[Written instruction]: Skip any picture you find and retype all the remaining lines exactly.
** start Supplied material **
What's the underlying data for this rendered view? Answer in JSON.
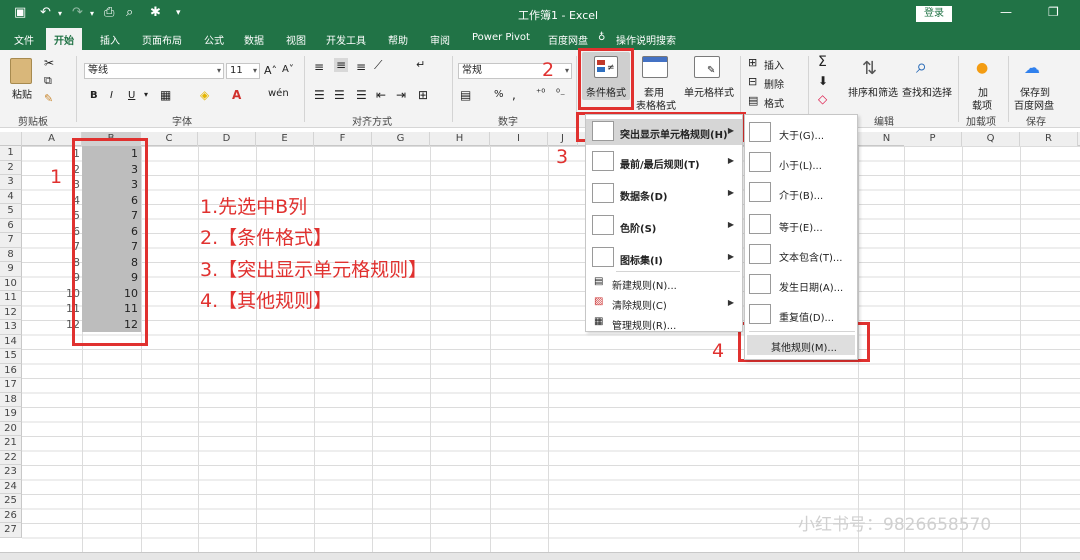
{
  "window": {
    "title": "工作簿1  -  Excel",
    "login": "登录"
  },
  "tabs": [
    "文件",
    "开始",
    "插入",
    "页面布局",
    "公式",
    "数据",
    "视图",
    "开发工具",
    "帮助",
    "Power Pivot",
    "百度网盘",
    "审阅"
  ],
  "tabs_ordered": [
    {
      "label": "文件"
    },
    {
      "label": "开始"
    },
    {
      "label": "插入"
    },
    {
      "label": "页面布局"
    },
    {
      "label": "公式"
    },
    {
      "label": "数据"
    },
    {
      "label": "视图"
    },
    {
      "label": "开发工具"
    },
    {
      "label": "帮助"
    },
    {
      "label": "审阅"
    },
    {
      "label": "Power Pivot"
    },
    {
      "label": "百度网盘"
    }
  ],
  "tell_me": "操作说明搜索",
  "ribbon": {
    "paste": "粘贴",
    "clipboard": "剪贴板",
    "font_name": "等线",
    "font_size": "11",
    "font_group": "字体",
    "bold": "B",
    "italic": "I",
    "underline": "U",
    "wen": "wén",
    "align_group": "对齐方式",
    "number_format": "常规",
    "number_group": "数字",
    "cond_format": "条件格式",
    "table_format_1": "套用",
    "table_format_2": "表格格式",
    "cell_style": "单元格样式",
    "insert": "插入",
    "delete": "删除",
    "format": "格式",
    "sort_filter": "排序和筛选",
    "find_select": "查找和选择",
    "edit_group": "编辑",
    "addin_1": "加",
    "addin_2": "载项",
    "addin_group": "加载项",
    "save_1": "保存到",
    "save_2": "百度网盘",
    "save_group": "保存",
    "percent": "%"
  },
  "columns": [
    "A",
    "B",
    "C",
    "D",
    "E",
    "F",
    "G",
    "H",
    "I",
    "J",
    "K",
    "L",
    "M",
    "N",
    "O",
    "P",
    "Q",
    "R"
  ],
  "rows": [
    "1",
    "2",
    "3",
    "4",
    "5",
    "6",
    "7",
    "8",
    "9",
    "10",
    "11",
    "12",
    "13",
    "14",
    "15",
    "16",
    "17",
    "18",
    "19",
    "20",
    "21",
    "22",
    "23",
    "24",
    "25",
    "26",
    "27"
  ],
  "col_a_partial": [
    "1",
    "2",
    "3",
    "4",
    "5",
    "6",
    "7",
    "8",
    "9",
    "10",
    "11",
    "12"
  ],
  "col_b_values": [
    "1",
    "3",
    "3",
    "6",
    "7",
    "6",
    "7",
    "8",
    "9",
    "10",
    "11",
    "12"
  ],
  "annotations": {
    "num1": "1",
    "num2": "2",
    "num3": "3",
    "num4": "4",
    "step1": "1.先选中B列",
    "step2": "2.【条件格式】",
    "step3": "3.【突出显示单元格规则】",
    "step4": "4.【其他规则】"
  },
  "menu_main": [
    "突出显示单元格规则(H)",
    "最前/最后规则(T)",
    "数据条(D)",
    "色阶(S)",
    "图标集(I)",
    "新建规则(N)...",
    "清除规则(C)",
    "管理规则(R)..."
  ],
  "menu_sub": [
    "大于(G)...",
    "小于(L)...",
    "介于(B)...",
    "等于(E)...",
    "文本包含(T)...",
    "发生日期(A)...",
    "重复值(D)...",
    "其他规则(M)..."
  ],
  "watermark": "小红书号：9826658570",
  "colors": {
    "excel_green": "#217346",
    "annotation_red": "#e0312f",
    "selection_gray": "#bdbdbd"
  }
}
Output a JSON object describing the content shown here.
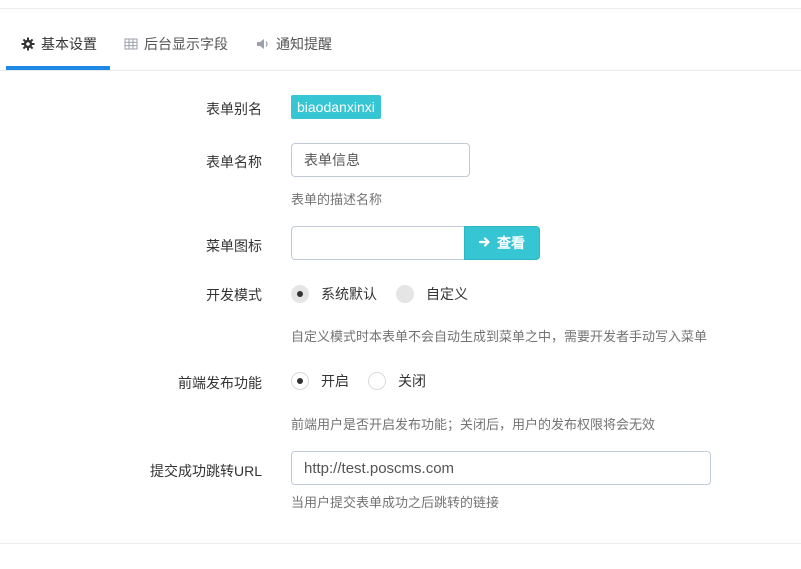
** end Supplied material **
[Written reply]:
What's the underlying data for this rendered view? Answer in JSON.
{
  "window": {
    "title": "工作簿1  -  Excel",
    "login": "登录"
  },
  "tabs": [
    "文件",
    "开始",
    "插入",
    "页面布局",
    "公式",
    "数据",
    "视图",
    "开发工具",
    "帮助",
    "Power Pivot",
    "百度网盘",
    "审阅"
  ],
  "tabs_ordered": [
    {
      "label": "文件"
    },
    {
      "label": "开始"
    },
    {
      "label": "插入"
    },
    {
      "label": "页面布局"
    },
    {
      "label": "公式"
    },
    {
      "label": "数据"
    },
    {
      "label": "视图"
    },
    {
      "label": "开发工具"
    },
    {
      "label": "帮助"
    },
    {
      "label": "审阅"
    },
    {
      "label": "Power Pivot"
    },
    {
      "label": "百度网盘"
    }
  ],
  "tell_me": "操作说明搜索",
  "ribbon": {
    "paste": "粘贴",
    "clipboard": "剪贴板",
    "font_name": "等线",
    "font_size": "11",
    "font_group": "字体",
    "bold": "B",
    "italic": "I",
    "underline": "U",
    "wen": "wén",
    "align_group": "对齐方式",
    "number_format": "常规",
    "number_group": "数字",
    "cond_format": "条件格式",
    "table_format_1": "套用",
    "table_format_2": "表格格式",
    "cell_style": "单元格样式",
    "insert": "插入",
    "delete": "删除",
    "format": "格式",
    "sort_filter": "排序和筛选",
    "find_select": "查找和选择",
    "edit_group": "编辑",
    "addin_1": "加",
    "addin_2": "载项",
    "addin_group": "加载项",
    "save_1": "保存到",
    "save_2": "百度网盘",
    "save_group": "保存",
    "percent": "%"
  },
  "columns": [
    "A",
    "B",
    "C",
    "D",
    "E",
    "F",
    "G",
    "H",
    "I",
    "J",
    "K",
    "L",
    "M",
    "N",
    "O",
    "P",
    "Q",
    "R"
  ],
  "rows": [
    "1",
    "2",
    "3",
    "4",
    "5",
    "6",
    "7",
    "8",
    "9",
    "10",
    "11",
    "12",
    "13",
    "14",
    "15",
    "16",
    "17",
    "18",
    "19",
    "20",
    "21",
    "22",
    "23",
    "24",
    "25",
    "26",
    "27"
  ],
  "col_a_partial": [
    "1",
    "2",
    "3",
    "4",
    "5",
    "6",
    "7",
    "8",
    "9",
    "10",
    "11",
    "12"
  ],
  "col_b_values": [
    "1",
    "3",
    "3",
    "6",
    "7",
    "6",
    "7",
    "8",
    "9",
    "10",
    "11",
    "12"
  ],
  "annotations": {
    "num1": "1",
    "num2": "2",
    "num3": "3",
    "num4": "4",
    "step1": "1.先选中B列",
    "step2": "2.【条件格式】",
    "step3": "3.【突出显示单元格规则】",
    "step4": "4.【其他规则】"
  },
  "menu_main": [
    "突出显示单元格规则(H)",
    "最前/最后规则(T)",
    "数据条(D)",
    "色阶(S)",
    "图标集(I)",
    "新建规则(N)...",
    "清除规则(C)",
    "管理规则(R)..."
  ],
  "menu_sub": [
    "大于(G)...",
    "小于(L)...",
    "介于(B)...",
    "等于(E)...",
    "文本包含(T)...",
    "发生日期(A)...",
    "重复值(D)...",
    "其他规则(M)..."
  ],
  "watermark": "小红书号：9826658570",
  "colors": {
    "excel_green": "#217346",
    "annotation_red": "#e0312f",
    "selection_gray": "#bdbdbd"
  }
}
Output a JSON object describing the content shown here.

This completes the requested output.